-- Begin Records for this task --

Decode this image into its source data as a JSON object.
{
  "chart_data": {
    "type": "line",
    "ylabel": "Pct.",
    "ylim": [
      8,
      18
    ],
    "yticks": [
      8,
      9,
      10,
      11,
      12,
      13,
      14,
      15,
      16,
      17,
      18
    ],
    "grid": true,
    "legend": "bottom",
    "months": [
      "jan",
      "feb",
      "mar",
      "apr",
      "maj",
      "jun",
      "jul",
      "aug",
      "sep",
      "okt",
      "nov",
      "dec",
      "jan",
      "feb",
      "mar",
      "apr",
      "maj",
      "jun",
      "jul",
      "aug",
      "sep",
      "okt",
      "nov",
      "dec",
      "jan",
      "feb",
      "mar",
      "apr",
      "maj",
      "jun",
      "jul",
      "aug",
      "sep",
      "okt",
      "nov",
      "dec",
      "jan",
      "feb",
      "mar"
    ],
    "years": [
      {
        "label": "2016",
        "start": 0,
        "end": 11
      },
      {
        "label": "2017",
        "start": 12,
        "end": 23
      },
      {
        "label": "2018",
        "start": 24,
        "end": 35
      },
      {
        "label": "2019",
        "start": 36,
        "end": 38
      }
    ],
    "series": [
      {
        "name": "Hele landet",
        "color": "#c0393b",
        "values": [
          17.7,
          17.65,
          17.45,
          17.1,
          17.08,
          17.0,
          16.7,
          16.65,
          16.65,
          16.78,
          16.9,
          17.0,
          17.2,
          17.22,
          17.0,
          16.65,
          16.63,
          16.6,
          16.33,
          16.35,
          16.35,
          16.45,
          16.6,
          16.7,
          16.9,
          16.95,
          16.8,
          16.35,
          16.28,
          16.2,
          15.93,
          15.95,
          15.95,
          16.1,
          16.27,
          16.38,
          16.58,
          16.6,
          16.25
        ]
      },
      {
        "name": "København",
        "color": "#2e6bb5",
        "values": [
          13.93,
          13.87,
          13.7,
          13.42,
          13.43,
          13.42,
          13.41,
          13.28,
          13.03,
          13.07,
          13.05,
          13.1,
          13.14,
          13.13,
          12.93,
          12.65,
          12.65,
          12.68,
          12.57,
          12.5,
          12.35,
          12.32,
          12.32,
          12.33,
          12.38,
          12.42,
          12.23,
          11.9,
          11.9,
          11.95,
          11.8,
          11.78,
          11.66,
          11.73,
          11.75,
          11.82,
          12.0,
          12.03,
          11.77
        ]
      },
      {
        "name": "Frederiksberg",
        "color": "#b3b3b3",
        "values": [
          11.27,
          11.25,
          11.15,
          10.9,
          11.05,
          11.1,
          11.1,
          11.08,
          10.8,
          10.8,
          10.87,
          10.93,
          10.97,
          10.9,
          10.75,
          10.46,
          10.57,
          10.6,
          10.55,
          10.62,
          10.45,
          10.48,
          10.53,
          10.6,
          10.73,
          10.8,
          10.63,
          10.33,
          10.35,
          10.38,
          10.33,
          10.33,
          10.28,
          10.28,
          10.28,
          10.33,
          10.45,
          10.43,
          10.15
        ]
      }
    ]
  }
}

-- End Records for this task --

■ **What is expected**
Tell how many lines of the material above hold "color", answering with a bare number.

■ **Answer to this task**
3